• TASK PROMPT
Reproduce the records below exactly as they appear.

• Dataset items
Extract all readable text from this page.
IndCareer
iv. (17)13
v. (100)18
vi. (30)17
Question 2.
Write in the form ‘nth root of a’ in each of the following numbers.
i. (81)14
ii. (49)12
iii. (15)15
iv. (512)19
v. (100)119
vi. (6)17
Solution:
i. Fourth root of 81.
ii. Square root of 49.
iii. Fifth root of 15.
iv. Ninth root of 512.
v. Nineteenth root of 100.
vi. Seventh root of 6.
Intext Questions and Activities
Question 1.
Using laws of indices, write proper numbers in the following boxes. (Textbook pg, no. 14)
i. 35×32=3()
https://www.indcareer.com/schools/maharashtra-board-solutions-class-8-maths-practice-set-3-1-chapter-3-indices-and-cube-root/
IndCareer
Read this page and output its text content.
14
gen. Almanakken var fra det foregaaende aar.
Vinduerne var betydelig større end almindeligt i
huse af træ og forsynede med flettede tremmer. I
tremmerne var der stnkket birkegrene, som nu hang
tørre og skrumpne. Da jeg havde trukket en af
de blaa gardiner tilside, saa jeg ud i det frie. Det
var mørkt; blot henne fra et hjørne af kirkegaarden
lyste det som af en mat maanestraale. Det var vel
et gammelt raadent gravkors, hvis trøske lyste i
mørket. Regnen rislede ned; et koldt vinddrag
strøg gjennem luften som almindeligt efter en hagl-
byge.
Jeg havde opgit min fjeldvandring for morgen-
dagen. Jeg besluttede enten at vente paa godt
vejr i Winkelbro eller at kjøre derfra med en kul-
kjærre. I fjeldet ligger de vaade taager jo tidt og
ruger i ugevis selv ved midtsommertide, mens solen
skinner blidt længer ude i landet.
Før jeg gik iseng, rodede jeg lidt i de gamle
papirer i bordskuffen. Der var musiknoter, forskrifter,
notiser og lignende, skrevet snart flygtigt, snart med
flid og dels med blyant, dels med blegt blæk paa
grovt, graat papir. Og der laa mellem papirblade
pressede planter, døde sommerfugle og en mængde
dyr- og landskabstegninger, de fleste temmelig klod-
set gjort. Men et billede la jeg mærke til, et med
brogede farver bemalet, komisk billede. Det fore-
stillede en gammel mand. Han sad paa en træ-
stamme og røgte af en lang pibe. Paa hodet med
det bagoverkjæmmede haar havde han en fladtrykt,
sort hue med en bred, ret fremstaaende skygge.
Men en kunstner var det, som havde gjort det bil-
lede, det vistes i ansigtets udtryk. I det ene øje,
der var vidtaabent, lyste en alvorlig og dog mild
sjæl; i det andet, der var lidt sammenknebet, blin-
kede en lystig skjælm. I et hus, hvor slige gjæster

• RESPONSE TO THE EXERCISE
Extract all readable text from this page.
IndCareer
iv. (17)13
v. (100)18
vi. (30)17
Question 2.
Write in the form ‘nth root of a’ in each of the following numbers.
i. (81)14
ii. (49)12
iii. (15)15
iv. (512)19
v. (100)119
vi. (6)17
Solution:
i. Fourth root of 81.
ii. Square root of 49.
iii. Fifth root of 15.
iv. Ninth root of 512.
v. Nineteenth root of 100.
vi. Seventh root of 6.
Intext Questions and Activities
Question 1.
Using laws of indices, write proper numbers in the following boxes. (Textbook pg, no. 14)
i. 35×32=3()
https://www.indcareer.com/schools/maharashtra-board-solutions-class-8-maths-practice-set-3-1-chapter-3-indices-and-cube-root/
IndCareer
Read this page and output its text content.
14
gen. Almanakken var fra det foregaaende aar.
Vinduerne var betydelig større end almindeligt i
huse af træ og forsynede med flettede tremmer. I
tremmerne var der stnkket birkegrene, som nu hang
tørre og skrumpne. Da jeg havde trukket en af
de blaa gardiner tilside, saa jeg ud i det frie. Det
var mørkt; blot henne fra et hjørne af kirkegaarden
lyste det som af en mat maanestraale. Det var vel
et gammelt raadent gravkors, hvis trøske lyste i
mørket. Regnen rislede ned; et koldt vinddrag
strøg gjennem luften som almindeligt efter en hagl-
byge.
Jeg havde opgit min fjeldvandring for morgen-
dagen. Jeg besluttede enten at vente paa godt
vejr i Winkelbro eller at kjøre derfra med en kul-
kjærre. I fjeldet ligger de vaade taager jo tidt og
ruger i ugevis selv ved midtsommertide, mens solen
skinner blidt længer ude i landet.
Før jeg gik iseng, rodede jeg lidt i de gamle
papirer i bordskuffen. Der var musiknoter, forskrifter,
notiser og lignende, skrevet snart flygtigt, snart med
flid og dels med blyant, dels med blegt blæk paa
grovt, graat papir. Og der laa mellem papirblade
pressede planter, døde sommerfugle og en mængde
dyr- og landskabstegninger, de fleste temmelig klod-
set gjort. Men et billede la jeg mærke til, et med
brogede farver bemalet, komisk billede. Det fore-
stillede en gammel mand. Han sad paa en træ-
stamme og røgte af en lang pibe. Paa hodet med
det bagoverkjæmmede haar havde han en fladtrykt,
sort hue med en bred, ret fremstaaende skygge.
Men en kunstner var det, som havde gjort det bil-
lede, det vistes i ansigtets udtryk. I det ene øje,
der var vidtaabent, lyste en alvorlig og dog mild
sjæl; i det andet, der var lidt sammenknebet, blin-
kede en lystig skjælm. I et hus, hvor slige gjæster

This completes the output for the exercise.